## WHAT THE TASK REQUIRES
In your copy, reproduce the entries exactly as they are, minus the images.

## DATA ENTRIES

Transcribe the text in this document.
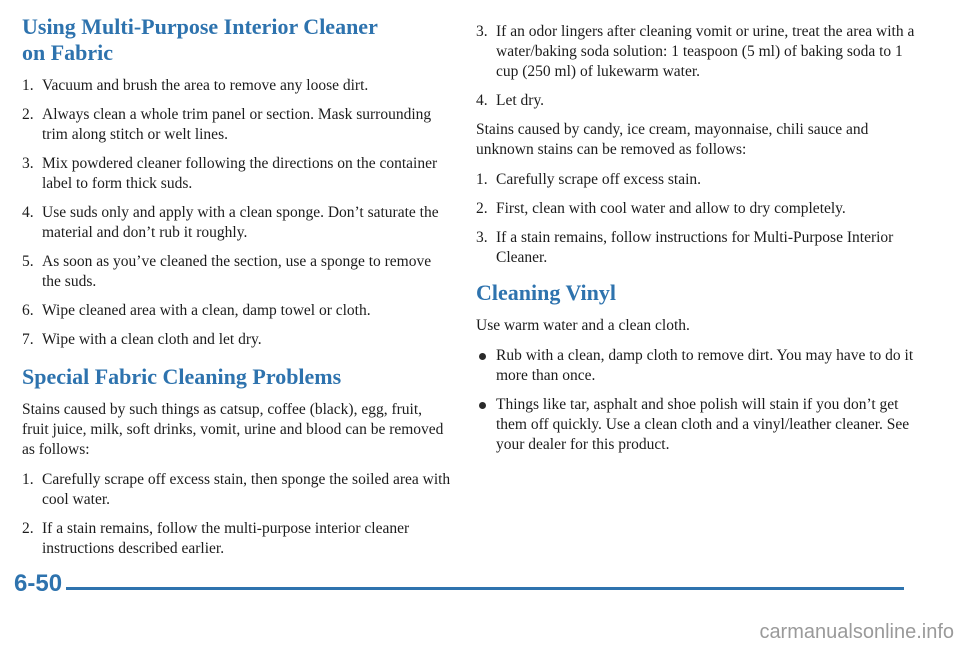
Using Multi-Purpose Interior Cleaner
on Fabric
1. Vacuum and brush the area to remove any loose dirt.
2. Always clean a whole trim panel or section. Mask surrounding trim along stitch or welt lines.
3. Mix powdered cleaner following the directions on the container label to form thick suds.
4. Use suds only and apply with a clean sponge. Don’t saturate the material and don’t rub it roughly.
5. As soon as you’ve cleaned the section, use a sponge to remove the suds.
6. Wipe cleaned area with a clean, damp towel or cloth.
7. Wipe with a clean cloth and let dry.
Special Fabric Cleaning Problems

Stains caused by such things as catsup, coffee (black), egg, fruit, fruit juice, milk, soft drinks, vomit, urine and blood can be removed as follows:

1. Carefully scrape off excess stain, then sponge the soiled area with cool water.
2. If a stain remains, follow the multi-purpose interior cleaner instructions described earlier.
3. If an odor lingers after cleaning vomit or urine, treat the area with a water/baking soda solution: 1 teaspoon (5 ml) of baking soda to 1 cup (250 ml) of lukewarm water.
4. Let dry.

Stains caused by candy, ice cream, mayonnaise, chili sauce and unknown stains can be removed as follows:

1. Carefully scrape off excess stain.
2. First, clean with cool water and allow to dry completely.
3. If a stain remains, follow instructions for Multi-Purpose Interior Cleaner.
Cleaning Vinyl

Use warm water and a clean cloth.

Rub with a clean, damp cloth to remove dirt. You may have to do it more than once.
Things like tar, asphalt and shoe polish will stain if you don’t get them off quickly. Use a clean cloth and a vinyl/leather cleaner. See your dealer for this product.
6-50
carmanualsonline.info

## SOLUTION FOR THIS PROBLEM
Transcribe the text in this document.
Using Multi-Purpose Interior Cleaner
on Fabric
1. Vacuum and brush the area to remove any loose dirt.
2. Always clean a whole trim panel or section. Mask surrounding trim along stitch or welt lines.
3. Mix powdered cleaner following the directions on the container label to form thick suds.
4. Use suds only and apply with a clean sponge. Don’t saturate the material and don’t rub it roughly.
5. As soon as you’ve cleaned the section, use a sponge to remove the suds.
6. Wipe cleaned area with a clean, damp towel or cloth.
7. Wipe with a clean cloth and let dry.
Special Fabric Cleaning Problems

Stains caused by such things as catsup, coffee (black), egg, fruit, fruit juice, milk, soft drinks, vomit, urine and blood can be removed as follows:

1. Carefully scrape off excess stain, then sponge the soiled area with cool water.
2. If a stain remains, follow the multi-purpose interior cleaner instructions described earlier.
3. If an odor lingers after cleaning vomit or urine, treat the area with a water/baking soda solution: 1 teaspoon (5 ml) of baking soda to 1 cup (250 ml) of lukewarm water.
4. Let dry.

Stains caused by candy, ice cream, mayonnaise, chili sauce and unknown stains can be removed as follows:

1. Carefully scrape off excess stain.
2. First, clean with cool water and allow to dry completely.
3. If a stain remains, follow instructions for Multi-Purpose Interior Cleaner.
Cleaning Vinyl

Use warm water and a clean cloth.

Rub with a clean, damp cloth to remove dirt. You may have to do it more than once.
Things like tar, asphalt and shoe polish will stain if you don’t get them off quickly. Use a clean cloth and a vinyl/leather cleaner. See your dealer for this product.
6-50
carmanualsonline.info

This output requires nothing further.